Stated goal:
Produce the listing below again, exactly as shown.

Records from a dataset
::::::

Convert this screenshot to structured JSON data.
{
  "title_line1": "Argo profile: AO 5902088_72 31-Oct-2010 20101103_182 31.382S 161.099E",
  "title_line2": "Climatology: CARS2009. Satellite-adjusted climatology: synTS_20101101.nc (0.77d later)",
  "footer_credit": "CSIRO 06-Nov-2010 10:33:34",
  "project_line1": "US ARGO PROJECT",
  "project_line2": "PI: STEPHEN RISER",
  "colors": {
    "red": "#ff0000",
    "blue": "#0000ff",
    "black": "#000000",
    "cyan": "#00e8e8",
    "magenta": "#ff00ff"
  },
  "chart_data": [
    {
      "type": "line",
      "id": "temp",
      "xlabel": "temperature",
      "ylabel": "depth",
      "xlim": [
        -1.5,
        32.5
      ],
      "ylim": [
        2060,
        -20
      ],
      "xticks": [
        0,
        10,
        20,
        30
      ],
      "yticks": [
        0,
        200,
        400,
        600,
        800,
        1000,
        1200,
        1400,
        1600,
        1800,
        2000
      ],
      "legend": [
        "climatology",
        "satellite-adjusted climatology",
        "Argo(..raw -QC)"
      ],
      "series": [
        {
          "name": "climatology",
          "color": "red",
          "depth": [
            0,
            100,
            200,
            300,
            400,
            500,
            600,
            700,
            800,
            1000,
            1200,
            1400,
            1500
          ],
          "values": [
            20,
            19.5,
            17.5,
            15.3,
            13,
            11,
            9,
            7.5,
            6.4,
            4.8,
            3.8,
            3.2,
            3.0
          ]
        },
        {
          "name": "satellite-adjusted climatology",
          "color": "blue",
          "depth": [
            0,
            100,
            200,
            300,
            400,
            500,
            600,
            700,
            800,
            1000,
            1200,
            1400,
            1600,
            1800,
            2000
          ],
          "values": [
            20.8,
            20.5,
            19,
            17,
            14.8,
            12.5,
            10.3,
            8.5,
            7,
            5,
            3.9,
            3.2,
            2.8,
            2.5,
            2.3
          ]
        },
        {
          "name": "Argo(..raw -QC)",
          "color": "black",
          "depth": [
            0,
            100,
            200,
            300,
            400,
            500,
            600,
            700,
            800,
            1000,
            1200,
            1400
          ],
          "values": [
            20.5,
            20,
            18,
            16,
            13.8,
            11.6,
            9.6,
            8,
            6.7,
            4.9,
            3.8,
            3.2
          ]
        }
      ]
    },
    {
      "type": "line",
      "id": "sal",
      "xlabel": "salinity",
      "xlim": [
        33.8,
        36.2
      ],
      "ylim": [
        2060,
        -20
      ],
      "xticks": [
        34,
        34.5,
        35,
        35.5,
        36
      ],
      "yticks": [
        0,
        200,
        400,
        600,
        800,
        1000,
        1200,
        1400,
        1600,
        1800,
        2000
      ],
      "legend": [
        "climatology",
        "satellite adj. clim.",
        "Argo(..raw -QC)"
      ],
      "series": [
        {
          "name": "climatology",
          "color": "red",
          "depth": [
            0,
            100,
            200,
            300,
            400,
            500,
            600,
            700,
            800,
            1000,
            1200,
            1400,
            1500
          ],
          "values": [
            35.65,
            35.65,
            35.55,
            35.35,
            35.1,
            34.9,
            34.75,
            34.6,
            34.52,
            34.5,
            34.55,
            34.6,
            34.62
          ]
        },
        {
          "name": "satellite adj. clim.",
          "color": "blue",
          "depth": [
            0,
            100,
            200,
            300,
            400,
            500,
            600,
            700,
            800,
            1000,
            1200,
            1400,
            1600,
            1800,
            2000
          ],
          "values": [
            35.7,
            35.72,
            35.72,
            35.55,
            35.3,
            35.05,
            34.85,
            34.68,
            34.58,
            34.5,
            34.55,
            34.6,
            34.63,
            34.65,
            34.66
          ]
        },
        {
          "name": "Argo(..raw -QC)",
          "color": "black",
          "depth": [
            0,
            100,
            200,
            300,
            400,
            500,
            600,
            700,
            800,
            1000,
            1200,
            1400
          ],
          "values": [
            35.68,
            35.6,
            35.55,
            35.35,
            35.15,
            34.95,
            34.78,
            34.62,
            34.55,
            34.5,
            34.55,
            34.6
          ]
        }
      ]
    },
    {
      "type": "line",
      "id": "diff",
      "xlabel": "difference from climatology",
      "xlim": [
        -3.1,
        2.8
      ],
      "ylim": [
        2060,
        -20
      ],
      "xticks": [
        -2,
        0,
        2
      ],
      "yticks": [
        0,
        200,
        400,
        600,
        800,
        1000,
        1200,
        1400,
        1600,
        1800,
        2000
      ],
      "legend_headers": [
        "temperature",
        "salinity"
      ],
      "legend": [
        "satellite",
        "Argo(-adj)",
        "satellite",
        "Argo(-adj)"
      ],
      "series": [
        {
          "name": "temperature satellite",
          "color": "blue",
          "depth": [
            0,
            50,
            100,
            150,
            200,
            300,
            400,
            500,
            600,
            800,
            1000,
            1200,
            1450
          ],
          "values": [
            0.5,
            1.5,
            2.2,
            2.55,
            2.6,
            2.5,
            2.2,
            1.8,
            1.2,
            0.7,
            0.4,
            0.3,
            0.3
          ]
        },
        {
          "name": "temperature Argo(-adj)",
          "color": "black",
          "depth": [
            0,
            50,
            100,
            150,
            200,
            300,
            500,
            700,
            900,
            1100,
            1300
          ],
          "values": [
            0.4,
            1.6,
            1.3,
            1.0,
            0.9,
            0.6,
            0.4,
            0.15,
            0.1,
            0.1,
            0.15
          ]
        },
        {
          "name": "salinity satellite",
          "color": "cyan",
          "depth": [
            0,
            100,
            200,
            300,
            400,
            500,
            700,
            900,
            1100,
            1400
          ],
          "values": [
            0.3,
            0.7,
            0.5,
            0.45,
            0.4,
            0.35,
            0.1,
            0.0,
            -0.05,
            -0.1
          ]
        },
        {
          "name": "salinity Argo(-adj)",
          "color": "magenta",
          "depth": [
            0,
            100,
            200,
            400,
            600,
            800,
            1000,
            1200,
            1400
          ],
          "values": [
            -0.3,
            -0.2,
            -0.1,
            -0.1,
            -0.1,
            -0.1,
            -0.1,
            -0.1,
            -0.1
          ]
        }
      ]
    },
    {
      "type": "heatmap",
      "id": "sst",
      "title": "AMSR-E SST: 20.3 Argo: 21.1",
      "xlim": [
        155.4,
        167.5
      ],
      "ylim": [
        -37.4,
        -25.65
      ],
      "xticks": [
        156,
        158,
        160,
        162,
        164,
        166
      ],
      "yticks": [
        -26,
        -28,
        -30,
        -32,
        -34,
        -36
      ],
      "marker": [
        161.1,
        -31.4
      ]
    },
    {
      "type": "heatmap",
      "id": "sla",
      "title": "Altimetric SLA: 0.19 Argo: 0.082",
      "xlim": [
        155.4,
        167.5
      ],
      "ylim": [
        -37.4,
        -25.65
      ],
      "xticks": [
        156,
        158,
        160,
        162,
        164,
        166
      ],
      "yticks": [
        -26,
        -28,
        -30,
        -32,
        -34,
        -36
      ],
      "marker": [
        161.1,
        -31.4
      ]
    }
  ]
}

::::::

Completed exercise:
Convert this screenshot to structured JSON data.
{
  "title_line1": "Argo profile: AO 5902088_72 31-Oct-2010 20101103_182 31.382S 161.099E",
  "title_line2": "Climatology: CARS2009. Satellite-adjusted climatology: synTS_20101101.nc (0.77d later)",
  "footer_credit": "CSIRO 06-Nov-2010 10:33:34",
  "project_line1": "US ARGO PROJECT",
  "project_line2": "PI: STEPHEN RISER",
  "colors": {
    "red": "#ff0000",
    "blue": "#0000ff",
    "black": "#000000",
    "cyan": "#00e8e8",
    "magenta": "#ff00ff"
  },
  "chart_data": [
    {
      "type": "line",
      "id": "temp",
      "xlabel": "temperature",
      "ylabel": "depth",
      "xlim": [
        -1.5,
        32.5
      ],
      "ylim": [
        2060,
        -20
      ],
      "xticks": [
        0,
        10,
        20,
        30
      ],
      "yticks": [
        0,
        200,
        400,
        600,
        800,
        1000,
        1200,
        1400,
        1600,
        1800,
        2000
      ],
      "legend": [
        "climatology",
        "satellite-adjusted climatology",
        "Argo(..raw -QC)"
      ],
      "series": [
        {
          "name": "climatology",
          "color": "red",
          "depth": [
            0,
            100,
            200,
            300,
            400,
            500,
            600,
            700,
            800,
            1000,
            1200,
            1400,
            1500
          ],
          "values": [
            20,
            19.5,
            17.5,
            15.3,
            13,
            11,
            9,
            7.5,
            6.4,
            4.8,
            3.8,
            3.2,
            3.0
          ]
        },
        {
          "name": "satellite-adjusted climatology",
          "color": "blue",
          "depth": [
            0,
            100,
            200,
            300,
            400,
            500,
            600,
            700,
            800,
            1000,
            1200,
            1400,
            1600,
            1800,
            2000
          ],
          "values": [
            20.8,
            20.5,
            19,
            17,
            14.8,
            12.5,
            10.3,
            8.5,
            7,
            5,
            3.9,
            3.2,
            2.8,
            2.5,
            2.3
          ]
        },
        {
          "name": "Argo(..raw -QC)",
          "color": "black",
          "depth": [
            0,
            100,
            200,
            300,
            400,
            500,
            600,
            700,
            800,
            1000,
            1200,
            1400
          ],
          "values": [
            20.5,
            20,
            18,
            16,
            13.8,
            11.6,
            9.6,
            8,
            6.7,
            4.9,
            3.8,
            3.2
          ]
        }
      ]
    },
    {
      "type": "line",
      "id": "sal",
      "xlabel": "salinity",
      "xlim": [
        33.8,
        36.2
      ],
      "ylim": [
        2060,
        -20
      ],
      "xticks": [
        34,
        34.5,
        35,
        35.5,
        36
      ],
      "yticks": [
        0,
        200,
        400,
        600,
        800,
        1000,
        1200,
        1400,
        1600,
        1800,
        2000
      ],
      "legend": [
        "climatology",
        "satellite adj. clim.",
        "Argo(..raw -QC)"
      ],
      "series": [
        {
          "name": "climatology",
          "color": "red",
          "depth": [
            0,
            100,
            200,
            300,
            400,
            500,
            600,
            700,
            800,
            1000,
            1200,
            1400,
            1500
          ],
          "values": [
            35.65,
            35.65,
            35.55,
            35.35,
            35.1,
            34.9,
            34.75,
            34.6,
            34.52,
            34.5,
            34.55,
            34.6,
            34.62
          ]
        },
        {
          "name": "satellite adj. clim.",
          "color": "blue",
          "depth": [
            0,
            100,
            200,
            300,
            400,
            500,
            600,
            700,
            800,
            1000,
            1200,
            1400,
            1600,
            1800,
            2000
          ],
          "values": [
            35.7,
            35.72,
            35.72,
            35.55,
            35.3,
            35.05,
            34.85,
            34.68,
            34.58,
            34.5,
            34.55,
            34.6,
            34.63,
            34.65,
            34.66
          ]
        },
        {
          "name": "Argo(..raw -QC)",
          "color": "black",
          "depth": [
            0,
            100,
            200,
            300,
            400,
            500,
            600,
            700,
            800,
            1000,
            1200,
            1400
          ],
          "values": [
            35.68,
            35.6,
            35.55,
            35.35,
            35.15,
            34.95,
            34.78,
            34.62,
            34.55,
            34.5,
            34.55,
            34.6
          ]
        }
      ]
    },
    {
      "type": "line",
      "id": "diff",
      "xlabel": "difference from climatology",
      "xlim": [
        -3.1,
        2.8
      ],
      "ylim": [
        2060,
        -20
      ],
      "xticks": [
        -2,
        0,
        2
      ],
      "yticks": [
        0,
        200,
        400,
        600,
        800,
        1000,
        1200,
        1400,
        1600,
        1800,
        2000
      ],
      "legend_headers": [
        "temperature",
        "salinity"
      ],
      "legend": [
        "satellite",
        "Argo(-adj)",
        "satellite",
        "Argo(-adj)"
      ],
      "series": [
        {
          "name": "temperature satellite",
          "color": "blue",
          "depth": [
            0,
            50,
            100,
            150,
            200,
            300,
            400,
            500,
            600,
            800,
            1000,
            1200,
            1450
          ],
          "values": [
            0.5,
            1.5,
            2.2,
            2.55,
            2.6,
            2.5,
            2.2,
            1.8,
            1.2,
            0.7,
            0.4,
            0.3,
            0.3
          ]
        },
        {
          "name": "temperature Argo(-adj)",
          "color": "black",
          "depth": [
            0,
            50,
            100,
            150,
            200,
            300,
            500,
            700,
            900,
            1100,
            1300
          ],
          "values": [
            0.4,
            1.6,
            1.3,
            1.0,
            0.9,
            0.6,
            0.4,
            0.15,
            0.1,
            0.1,
            0.15
          ]
        },
        {
          "name": "salinity satellite",
          "color": "cyan",
          "depth": [
            0,
            100,
            200,
            300,
            400,
            500,
            700,
            900,
            1100,
            1400
          ],
          "values": [
            0.3,
            0.7,
            0.5,
            0.45,
            0.4,
            0.35,
            0.1,
            0.0,
            -0.05,
            -0.1
          ]
        },
        {
          "name": "salinity Argo(-adj)",
          "color": "magenta",
          "depth": [
            0,
            100,
            200,
            400,
            600,
            800,
            1000,
            1200,
            1400
          ],
          "values": [
            -0.3,
            -0.2,
            -0.1,
            -0.1,
            -0.1,
            -0.1,
            -0.1,
            -0.1,
            -0.1
          ]
        }
      ]
    },
    {
      "type": "heatmap",
      "id": "sst",
      "title": "AMSR-E SST: 20.3 Argo: 21.1",
      "xlim": [
        155.4,
        167.5
      ],
      "ylim": [
        -37.4,
        -25.65
      ],
      "xticks": [
        156,
        158,
        160,
        162,
        164,
        166
      ],
      "yticks": [
        -26,
        -28,
        -30,
        -32,
        -34,
        -36
      ],
      "marker": [
        161.1,
        -31.4
      ]
    },
    {
      "type": "heatmap",
      "id": "sla",
      "title": "Altimetric SLA: 0.19 Argo: 0.082",
      "xlim": [
        155.4,
        167.5
      ],
      "ylim": [
        -37.4,
        -25.65
      ],
      "xticks": [
        156,
        158,
        160,
        162,
        164,
        166
      ],
      "yticks": [
        -26,
        -28,
        -30,
        -32,
        -34,
        -36
      ],
      "marker": [
        161.1,
        -31.4
      ]
    }
  ]
}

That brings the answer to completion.